*** Records for this exercise ***

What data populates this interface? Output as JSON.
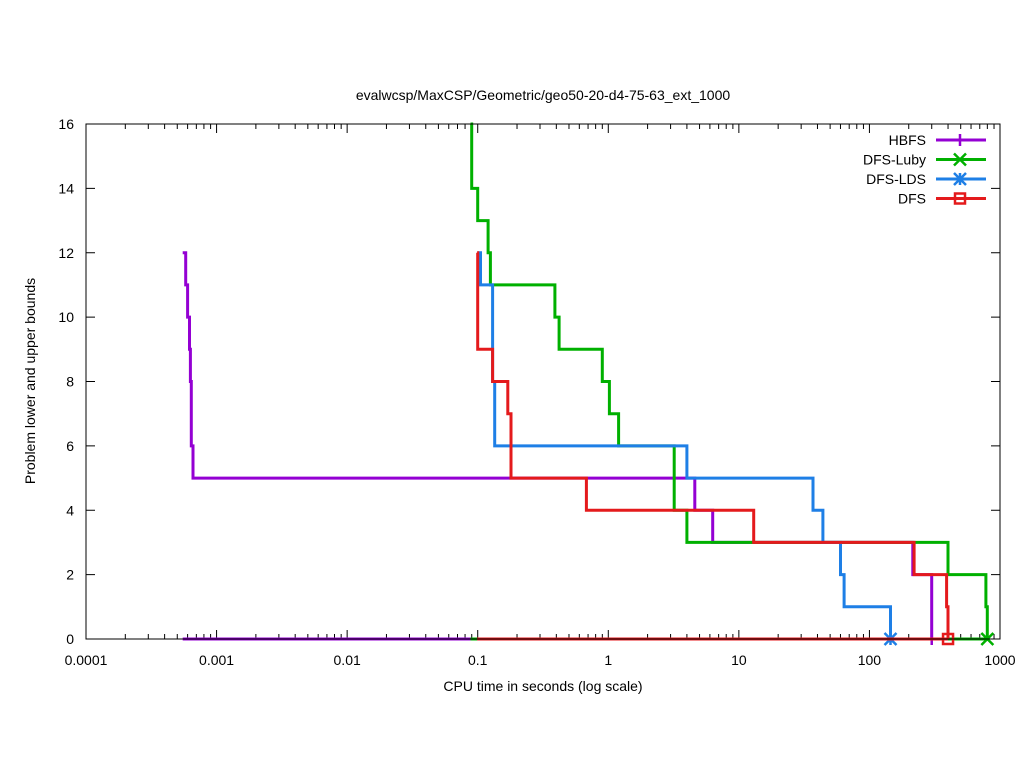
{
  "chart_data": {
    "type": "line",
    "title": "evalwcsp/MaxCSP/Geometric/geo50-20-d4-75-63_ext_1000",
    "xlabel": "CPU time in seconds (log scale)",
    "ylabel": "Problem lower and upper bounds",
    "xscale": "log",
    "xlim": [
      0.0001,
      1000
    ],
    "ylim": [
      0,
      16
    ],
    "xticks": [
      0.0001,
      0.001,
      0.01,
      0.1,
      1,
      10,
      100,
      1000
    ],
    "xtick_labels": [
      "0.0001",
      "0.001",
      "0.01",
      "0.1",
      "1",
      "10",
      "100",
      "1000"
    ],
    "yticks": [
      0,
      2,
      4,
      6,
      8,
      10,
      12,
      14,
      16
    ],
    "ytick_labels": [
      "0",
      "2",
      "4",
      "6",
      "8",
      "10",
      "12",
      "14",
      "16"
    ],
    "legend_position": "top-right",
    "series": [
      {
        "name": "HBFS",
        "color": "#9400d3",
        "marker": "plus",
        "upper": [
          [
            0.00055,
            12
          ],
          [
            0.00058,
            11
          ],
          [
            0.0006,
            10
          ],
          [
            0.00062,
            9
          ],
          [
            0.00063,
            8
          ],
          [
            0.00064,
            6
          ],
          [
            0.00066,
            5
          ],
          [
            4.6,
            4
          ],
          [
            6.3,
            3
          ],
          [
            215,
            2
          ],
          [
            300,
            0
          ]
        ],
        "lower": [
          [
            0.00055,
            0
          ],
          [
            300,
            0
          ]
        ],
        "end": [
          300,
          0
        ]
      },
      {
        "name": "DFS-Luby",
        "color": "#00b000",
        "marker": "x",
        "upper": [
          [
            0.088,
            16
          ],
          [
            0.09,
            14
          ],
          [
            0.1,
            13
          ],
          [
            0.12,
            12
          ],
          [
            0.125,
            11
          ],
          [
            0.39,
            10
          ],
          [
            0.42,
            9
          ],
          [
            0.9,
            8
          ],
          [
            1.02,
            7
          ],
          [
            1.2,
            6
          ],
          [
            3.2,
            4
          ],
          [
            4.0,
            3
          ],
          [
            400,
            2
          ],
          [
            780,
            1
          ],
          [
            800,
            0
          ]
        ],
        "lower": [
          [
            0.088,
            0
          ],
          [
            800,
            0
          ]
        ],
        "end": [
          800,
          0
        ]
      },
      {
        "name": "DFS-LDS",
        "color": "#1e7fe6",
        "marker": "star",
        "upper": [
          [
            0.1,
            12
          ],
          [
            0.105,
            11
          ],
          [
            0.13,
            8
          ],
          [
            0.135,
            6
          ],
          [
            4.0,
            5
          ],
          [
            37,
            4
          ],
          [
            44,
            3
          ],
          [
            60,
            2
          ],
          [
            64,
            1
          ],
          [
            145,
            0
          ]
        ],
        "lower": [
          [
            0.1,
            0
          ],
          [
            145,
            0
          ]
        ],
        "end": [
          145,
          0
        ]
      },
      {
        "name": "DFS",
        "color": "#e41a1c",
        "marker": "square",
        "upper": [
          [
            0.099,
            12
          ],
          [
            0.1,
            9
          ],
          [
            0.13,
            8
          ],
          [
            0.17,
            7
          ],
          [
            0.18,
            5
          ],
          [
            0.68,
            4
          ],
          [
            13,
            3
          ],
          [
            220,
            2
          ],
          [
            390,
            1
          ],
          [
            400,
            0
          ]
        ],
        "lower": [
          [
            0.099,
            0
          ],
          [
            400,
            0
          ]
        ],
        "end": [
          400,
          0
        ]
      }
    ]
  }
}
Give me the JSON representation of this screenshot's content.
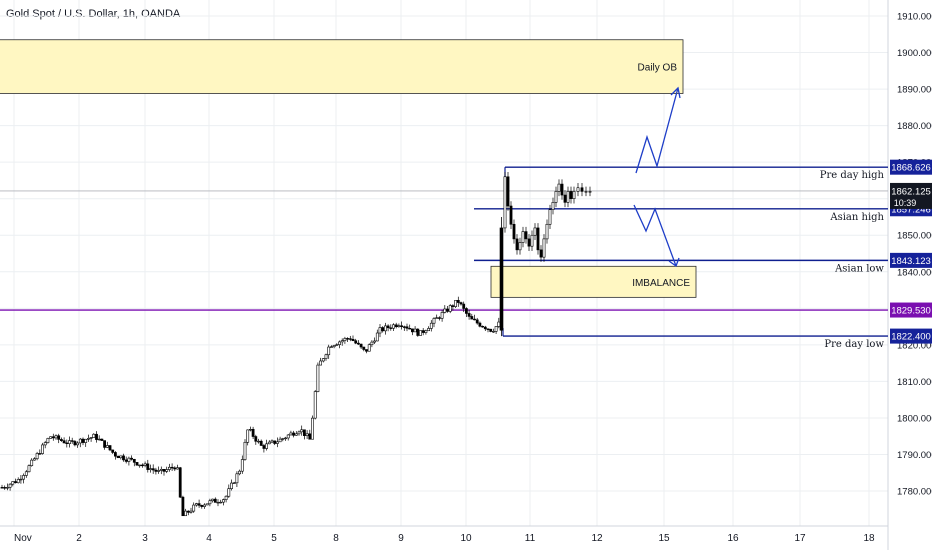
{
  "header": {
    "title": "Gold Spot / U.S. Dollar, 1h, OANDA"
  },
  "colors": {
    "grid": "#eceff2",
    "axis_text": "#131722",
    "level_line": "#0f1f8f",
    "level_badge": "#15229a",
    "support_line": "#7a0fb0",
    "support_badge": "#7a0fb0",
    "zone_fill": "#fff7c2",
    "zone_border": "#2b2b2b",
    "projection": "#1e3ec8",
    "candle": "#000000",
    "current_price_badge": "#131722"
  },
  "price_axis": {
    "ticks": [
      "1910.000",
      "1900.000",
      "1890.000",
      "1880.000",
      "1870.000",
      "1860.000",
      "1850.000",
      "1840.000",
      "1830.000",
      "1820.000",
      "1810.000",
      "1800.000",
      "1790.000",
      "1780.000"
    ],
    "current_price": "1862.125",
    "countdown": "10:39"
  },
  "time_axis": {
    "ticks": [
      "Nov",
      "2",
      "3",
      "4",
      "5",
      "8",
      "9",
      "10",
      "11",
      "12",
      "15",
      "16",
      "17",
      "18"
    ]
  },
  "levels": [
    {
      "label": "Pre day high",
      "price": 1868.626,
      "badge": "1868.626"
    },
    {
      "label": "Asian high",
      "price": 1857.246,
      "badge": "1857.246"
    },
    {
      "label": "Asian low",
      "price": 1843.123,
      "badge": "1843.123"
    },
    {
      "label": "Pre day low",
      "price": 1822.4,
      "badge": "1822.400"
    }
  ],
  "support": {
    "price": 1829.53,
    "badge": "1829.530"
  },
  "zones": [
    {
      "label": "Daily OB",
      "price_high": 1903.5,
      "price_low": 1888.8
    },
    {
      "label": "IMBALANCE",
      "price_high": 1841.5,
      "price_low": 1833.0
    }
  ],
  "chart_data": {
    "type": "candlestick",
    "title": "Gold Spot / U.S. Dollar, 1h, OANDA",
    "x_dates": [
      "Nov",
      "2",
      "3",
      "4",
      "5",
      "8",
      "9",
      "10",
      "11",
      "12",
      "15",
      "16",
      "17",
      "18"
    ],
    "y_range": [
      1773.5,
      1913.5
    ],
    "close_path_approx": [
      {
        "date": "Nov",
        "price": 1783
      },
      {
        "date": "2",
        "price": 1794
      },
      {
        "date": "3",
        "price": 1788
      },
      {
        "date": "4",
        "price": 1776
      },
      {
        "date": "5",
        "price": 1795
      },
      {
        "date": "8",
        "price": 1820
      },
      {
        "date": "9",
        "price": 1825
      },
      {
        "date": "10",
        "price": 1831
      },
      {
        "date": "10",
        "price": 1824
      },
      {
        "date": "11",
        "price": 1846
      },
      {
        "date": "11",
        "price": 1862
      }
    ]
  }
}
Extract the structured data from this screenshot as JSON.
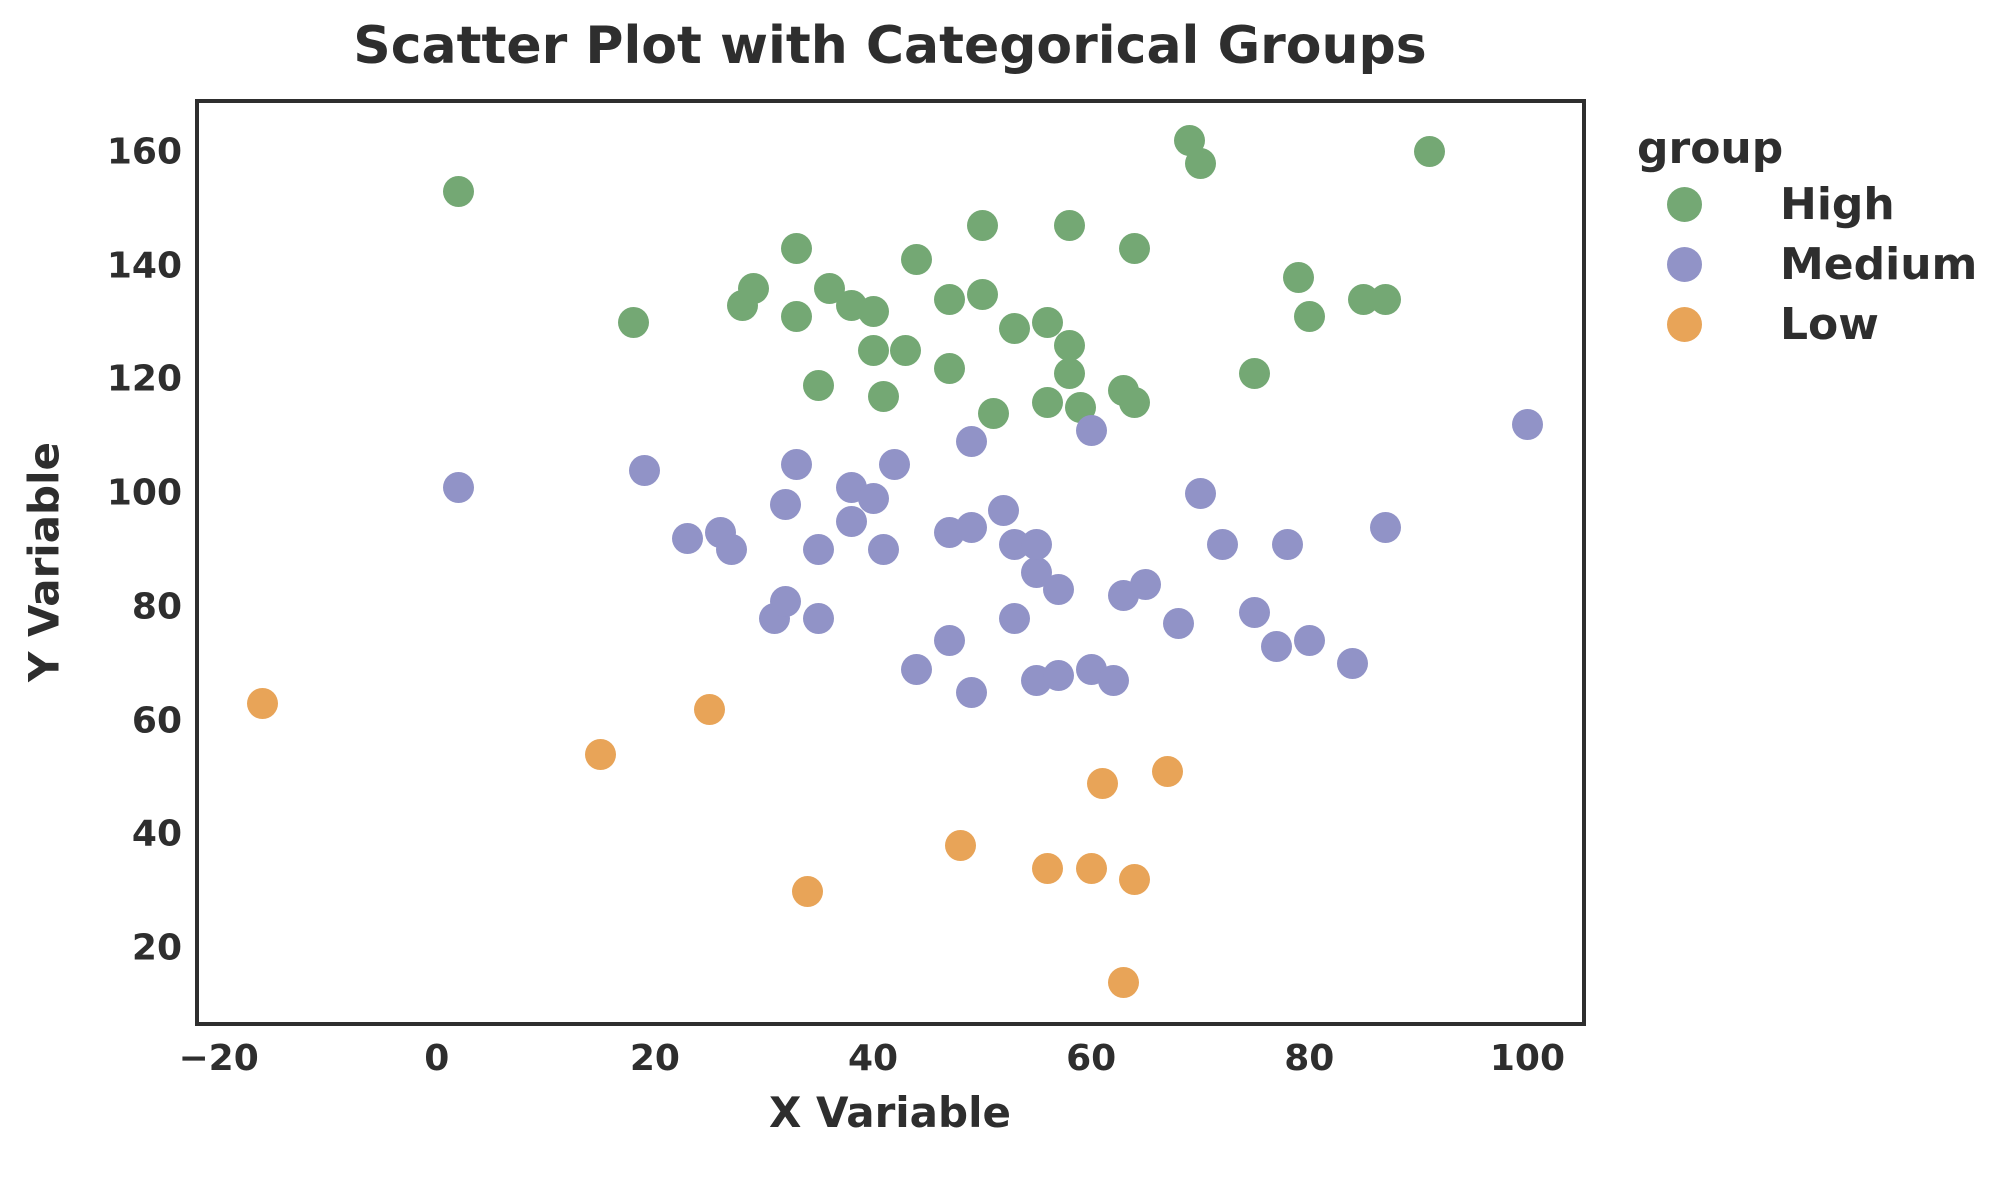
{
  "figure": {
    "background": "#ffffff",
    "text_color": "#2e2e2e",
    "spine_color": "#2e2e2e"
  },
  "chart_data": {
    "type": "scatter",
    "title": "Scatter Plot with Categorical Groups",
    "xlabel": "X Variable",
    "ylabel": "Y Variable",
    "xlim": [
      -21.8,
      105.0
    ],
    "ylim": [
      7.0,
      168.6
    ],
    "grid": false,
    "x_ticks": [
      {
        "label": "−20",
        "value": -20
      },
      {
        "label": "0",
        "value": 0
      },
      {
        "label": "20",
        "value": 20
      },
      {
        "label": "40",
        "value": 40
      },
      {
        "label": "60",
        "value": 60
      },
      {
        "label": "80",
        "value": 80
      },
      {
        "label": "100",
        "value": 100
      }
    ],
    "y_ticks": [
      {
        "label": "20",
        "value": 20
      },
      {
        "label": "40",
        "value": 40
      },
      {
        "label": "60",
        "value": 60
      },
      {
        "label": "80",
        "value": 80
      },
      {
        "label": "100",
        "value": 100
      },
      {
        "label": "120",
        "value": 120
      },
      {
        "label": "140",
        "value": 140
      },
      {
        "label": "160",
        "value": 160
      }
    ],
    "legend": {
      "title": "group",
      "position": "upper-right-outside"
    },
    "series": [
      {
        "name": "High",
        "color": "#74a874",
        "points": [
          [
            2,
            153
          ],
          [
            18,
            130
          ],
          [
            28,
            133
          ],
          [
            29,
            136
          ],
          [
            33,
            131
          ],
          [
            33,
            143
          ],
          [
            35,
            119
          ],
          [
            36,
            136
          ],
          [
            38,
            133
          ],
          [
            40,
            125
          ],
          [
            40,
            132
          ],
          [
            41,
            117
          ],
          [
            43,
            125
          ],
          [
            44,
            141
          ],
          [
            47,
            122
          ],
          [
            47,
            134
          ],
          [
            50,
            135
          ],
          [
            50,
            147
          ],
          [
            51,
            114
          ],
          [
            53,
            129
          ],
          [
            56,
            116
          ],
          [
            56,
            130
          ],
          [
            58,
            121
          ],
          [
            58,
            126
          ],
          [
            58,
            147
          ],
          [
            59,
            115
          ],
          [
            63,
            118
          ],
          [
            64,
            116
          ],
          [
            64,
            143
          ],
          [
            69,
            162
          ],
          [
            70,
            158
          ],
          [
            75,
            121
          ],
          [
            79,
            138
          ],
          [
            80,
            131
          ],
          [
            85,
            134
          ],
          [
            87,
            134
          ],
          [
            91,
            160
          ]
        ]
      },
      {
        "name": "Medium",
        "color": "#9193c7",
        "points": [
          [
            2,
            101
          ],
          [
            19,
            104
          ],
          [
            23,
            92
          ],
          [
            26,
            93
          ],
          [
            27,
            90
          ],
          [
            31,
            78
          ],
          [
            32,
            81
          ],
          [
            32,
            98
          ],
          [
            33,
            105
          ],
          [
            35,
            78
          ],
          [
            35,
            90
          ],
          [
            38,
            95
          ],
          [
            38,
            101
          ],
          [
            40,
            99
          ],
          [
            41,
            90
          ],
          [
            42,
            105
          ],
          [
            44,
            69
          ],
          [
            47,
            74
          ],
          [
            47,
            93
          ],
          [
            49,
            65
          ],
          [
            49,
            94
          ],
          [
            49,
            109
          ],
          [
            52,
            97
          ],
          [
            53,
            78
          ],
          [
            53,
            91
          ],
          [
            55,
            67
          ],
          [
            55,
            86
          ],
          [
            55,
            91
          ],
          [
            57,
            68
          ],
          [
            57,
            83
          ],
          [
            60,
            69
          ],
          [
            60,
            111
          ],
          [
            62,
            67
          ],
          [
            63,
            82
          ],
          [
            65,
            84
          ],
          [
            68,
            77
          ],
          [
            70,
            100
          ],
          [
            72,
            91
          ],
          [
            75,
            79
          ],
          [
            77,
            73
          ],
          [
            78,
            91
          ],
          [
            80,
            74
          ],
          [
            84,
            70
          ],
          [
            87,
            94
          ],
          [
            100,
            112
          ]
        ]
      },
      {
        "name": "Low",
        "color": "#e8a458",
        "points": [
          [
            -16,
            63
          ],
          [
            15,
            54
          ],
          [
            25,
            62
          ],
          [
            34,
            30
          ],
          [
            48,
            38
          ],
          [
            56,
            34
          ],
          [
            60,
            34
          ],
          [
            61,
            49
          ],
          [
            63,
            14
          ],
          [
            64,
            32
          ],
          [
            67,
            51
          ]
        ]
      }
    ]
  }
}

***

Request | Return all lines with the word "Gold" in them.

Solved exercise |
    "title": "Gold Spot / U.S. Dollar, 1h, OANDA"
    "title": "Gold Spot / U.S. Dollar, 1h, OANDA",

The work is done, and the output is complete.